TASK
Copy the lines below exactly, from the first one through the line that contains "x-tick-label: 35: [855, 621, 872, 636]", including both.

RECORDED INFORMATION
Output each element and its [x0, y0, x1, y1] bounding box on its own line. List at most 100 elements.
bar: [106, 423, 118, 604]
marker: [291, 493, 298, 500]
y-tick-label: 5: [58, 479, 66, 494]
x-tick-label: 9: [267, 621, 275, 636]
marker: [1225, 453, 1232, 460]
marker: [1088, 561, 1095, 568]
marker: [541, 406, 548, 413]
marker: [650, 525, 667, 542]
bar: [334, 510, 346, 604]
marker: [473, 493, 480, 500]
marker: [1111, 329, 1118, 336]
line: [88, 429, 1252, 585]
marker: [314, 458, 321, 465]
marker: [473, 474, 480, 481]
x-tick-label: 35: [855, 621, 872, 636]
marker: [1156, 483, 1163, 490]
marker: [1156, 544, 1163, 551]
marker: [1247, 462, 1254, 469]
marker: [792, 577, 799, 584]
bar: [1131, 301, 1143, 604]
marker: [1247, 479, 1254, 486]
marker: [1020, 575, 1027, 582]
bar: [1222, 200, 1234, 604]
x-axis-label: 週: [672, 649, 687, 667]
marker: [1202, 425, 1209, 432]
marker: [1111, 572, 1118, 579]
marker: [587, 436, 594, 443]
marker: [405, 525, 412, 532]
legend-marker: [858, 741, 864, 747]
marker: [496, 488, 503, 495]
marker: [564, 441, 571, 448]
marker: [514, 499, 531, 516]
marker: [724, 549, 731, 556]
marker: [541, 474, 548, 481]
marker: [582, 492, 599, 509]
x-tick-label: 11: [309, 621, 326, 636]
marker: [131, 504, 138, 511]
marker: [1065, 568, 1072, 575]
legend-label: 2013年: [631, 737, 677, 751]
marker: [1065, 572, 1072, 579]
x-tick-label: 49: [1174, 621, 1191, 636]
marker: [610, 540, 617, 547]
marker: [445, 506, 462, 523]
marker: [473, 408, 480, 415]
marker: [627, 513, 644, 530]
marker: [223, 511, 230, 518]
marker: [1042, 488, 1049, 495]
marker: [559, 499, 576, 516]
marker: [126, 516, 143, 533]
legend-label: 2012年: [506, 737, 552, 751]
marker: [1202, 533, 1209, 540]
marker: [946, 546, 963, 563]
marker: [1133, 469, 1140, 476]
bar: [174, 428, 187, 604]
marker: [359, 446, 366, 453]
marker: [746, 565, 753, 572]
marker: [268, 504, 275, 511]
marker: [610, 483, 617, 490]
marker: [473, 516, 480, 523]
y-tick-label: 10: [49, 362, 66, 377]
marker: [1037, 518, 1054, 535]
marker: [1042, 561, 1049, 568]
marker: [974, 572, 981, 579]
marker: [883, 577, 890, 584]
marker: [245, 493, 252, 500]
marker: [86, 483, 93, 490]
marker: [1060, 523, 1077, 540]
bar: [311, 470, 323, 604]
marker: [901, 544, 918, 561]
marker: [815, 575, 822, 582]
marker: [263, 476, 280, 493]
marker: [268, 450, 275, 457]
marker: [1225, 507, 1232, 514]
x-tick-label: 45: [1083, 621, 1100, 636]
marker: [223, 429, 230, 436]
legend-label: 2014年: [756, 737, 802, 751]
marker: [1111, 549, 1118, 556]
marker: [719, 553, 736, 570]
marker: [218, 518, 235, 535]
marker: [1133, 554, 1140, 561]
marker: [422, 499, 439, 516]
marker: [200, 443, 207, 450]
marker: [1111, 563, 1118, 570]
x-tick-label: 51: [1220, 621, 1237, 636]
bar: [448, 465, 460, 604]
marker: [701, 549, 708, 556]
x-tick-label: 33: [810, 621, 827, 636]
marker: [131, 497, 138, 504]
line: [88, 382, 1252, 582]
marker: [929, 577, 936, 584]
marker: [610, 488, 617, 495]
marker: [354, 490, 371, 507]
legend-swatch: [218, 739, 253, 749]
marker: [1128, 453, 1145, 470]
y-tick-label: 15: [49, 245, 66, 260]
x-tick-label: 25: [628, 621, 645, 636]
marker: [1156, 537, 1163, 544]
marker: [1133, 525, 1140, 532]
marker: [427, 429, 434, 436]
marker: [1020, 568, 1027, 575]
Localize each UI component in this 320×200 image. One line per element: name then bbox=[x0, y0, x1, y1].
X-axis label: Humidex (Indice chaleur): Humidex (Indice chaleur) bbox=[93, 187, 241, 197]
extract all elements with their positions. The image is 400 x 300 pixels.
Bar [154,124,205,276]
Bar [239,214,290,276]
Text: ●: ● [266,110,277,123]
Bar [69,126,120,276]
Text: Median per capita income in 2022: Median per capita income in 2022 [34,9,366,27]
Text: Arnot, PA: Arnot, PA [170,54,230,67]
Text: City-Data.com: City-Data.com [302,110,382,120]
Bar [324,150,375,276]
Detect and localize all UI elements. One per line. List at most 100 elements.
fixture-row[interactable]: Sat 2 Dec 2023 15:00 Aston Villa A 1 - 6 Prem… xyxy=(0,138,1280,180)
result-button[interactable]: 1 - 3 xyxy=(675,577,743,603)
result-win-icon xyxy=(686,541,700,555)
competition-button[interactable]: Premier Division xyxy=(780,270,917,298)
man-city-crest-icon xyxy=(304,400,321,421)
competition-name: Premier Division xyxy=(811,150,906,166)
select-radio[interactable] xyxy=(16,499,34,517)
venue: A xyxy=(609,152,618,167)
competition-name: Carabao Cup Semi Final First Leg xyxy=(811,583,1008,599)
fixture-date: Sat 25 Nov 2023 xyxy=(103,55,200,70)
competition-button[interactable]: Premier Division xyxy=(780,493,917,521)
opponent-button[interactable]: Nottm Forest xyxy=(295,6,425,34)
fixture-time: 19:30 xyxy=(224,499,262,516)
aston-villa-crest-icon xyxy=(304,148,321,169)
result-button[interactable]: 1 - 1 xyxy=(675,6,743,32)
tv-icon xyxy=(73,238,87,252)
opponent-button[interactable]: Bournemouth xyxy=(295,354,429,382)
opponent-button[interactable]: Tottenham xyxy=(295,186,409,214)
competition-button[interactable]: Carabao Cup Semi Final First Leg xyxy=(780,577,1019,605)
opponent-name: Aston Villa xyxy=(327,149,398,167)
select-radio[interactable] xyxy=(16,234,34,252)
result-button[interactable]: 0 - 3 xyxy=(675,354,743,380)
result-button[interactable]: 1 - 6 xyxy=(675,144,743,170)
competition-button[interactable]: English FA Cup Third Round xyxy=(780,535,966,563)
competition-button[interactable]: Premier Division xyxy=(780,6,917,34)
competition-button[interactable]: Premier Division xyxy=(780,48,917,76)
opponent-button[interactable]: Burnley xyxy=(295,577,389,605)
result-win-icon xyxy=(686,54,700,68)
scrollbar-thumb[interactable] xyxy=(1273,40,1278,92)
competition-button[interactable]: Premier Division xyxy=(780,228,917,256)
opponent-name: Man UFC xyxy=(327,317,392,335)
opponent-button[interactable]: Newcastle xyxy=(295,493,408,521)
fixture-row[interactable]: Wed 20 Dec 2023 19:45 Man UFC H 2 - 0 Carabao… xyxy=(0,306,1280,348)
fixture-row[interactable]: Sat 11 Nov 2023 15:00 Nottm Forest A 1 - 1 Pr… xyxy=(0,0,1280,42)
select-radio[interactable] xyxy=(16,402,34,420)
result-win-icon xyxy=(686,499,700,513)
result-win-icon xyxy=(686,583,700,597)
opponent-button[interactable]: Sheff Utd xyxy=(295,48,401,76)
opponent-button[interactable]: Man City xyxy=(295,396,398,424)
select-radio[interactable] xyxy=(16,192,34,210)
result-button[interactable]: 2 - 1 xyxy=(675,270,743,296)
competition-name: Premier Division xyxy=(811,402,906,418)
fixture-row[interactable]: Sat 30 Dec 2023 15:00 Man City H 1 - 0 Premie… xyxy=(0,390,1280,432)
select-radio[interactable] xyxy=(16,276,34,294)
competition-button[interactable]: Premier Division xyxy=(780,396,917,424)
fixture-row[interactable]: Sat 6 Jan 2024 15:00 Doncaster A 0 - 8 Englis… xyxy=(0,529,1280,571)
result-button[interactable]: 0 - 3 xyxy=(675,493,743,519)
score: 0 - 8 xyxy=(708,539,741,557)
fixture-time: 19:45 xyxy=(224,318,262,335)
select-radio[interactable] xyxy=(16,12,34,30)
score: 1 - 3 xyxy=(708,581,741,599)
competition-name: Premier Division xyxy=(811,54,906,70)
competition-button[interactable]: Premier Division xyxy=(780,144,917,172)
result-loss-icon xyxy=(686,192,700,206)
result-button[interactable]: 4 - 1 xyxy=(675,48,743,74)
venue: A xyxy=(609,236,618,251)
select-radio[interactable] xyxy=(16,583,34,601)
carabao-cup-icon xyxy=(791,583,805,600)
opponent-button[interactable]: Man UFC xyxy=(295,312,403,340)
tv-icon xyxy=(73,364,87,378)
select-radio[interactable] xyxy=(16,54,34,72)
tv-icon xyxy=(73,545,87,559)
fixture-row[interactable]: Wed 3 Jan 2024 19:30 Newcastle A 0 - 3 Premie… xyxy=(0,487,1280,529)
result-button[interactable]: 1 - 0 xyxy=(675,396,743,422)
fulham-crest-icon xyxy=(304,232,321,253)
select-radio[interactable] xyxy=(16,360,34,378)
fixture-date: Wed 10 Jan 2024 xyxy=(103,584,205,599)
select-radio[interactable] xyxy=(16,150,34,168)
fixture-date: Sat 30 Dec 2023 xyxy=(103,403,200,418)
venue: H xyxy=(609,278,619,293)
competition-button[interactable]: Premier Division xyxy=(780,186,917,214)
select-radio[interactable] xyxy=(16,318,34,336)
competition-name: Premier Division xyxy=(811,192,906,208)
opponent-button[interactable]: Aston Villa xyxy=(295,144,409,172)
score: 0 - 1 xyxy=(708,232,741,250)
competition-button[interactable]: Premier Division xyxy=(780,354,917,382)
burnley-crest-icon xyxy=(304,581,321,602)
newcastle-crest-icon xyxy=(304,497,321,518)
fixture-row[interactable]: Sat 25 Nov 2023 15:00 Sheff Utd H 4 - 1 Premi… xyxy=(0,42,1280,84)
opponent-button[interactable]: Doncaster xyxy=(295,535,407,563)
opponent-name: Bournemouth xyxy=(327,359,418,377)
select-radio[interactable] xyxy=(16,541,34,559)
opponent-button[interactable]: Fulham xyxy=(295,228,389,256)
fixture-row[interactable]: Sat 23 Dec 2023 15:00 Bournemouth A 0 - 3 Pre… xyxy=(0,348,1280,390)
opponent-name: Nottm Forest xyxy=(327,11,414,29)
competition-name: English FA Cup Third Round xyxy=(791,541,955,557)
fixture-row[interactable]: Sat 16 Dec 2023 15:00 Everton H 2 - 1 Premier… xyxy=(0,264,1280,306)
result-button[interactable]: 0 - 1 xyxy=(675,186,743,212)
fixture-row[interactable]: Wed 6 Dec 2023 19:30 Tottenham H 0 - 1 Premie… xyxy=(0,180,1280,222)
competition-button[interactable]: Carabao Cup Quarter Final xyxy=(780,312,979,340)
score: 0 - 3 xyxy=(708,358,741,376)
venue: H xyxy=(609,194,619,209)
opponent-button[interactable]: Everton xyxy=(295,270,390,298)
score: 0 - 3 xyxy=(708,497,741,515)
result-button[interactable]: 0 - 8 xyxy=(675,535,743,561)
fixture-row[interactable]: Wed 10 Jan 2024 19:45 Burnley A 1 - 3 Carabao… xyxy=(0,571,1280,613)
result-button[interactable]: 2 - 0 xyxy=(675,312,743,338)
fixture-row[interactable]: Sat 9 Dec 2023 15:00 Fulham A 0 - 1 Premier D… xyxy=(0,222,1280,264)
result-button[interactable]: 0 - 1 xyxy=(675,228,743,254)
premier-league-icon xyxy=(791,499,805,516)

ANSWER TO THIS PROBLEM
Output each element and its [x0, y0, x1, y1] bounding box on its own line. List at most 100 elements.
bar: [106, 423, 118, 604]
marker: [291, 493, 298, 500]
y-tick-label: 5: [58, 479, 66, 494]
x-tick-label: 9: [267, 621, 275, 636]
marker: [1225, 453, 1232, 460]
marker: [1088, 561, 1095, 568]
marker: [541, 406, 548, 413]
marker: [650, 525, 667, 542]
bar: [334, 510, 346, 604]
marker: [473, 493, 480, 500]
marker: [1111, 329, 1118, 336]
line: [88, 429, 1252, 585]
marker: [314, 458, 321, 465]
marker: [473, 474, 480, 481]
x-tick-label: 35: [855, 621, 872, 636]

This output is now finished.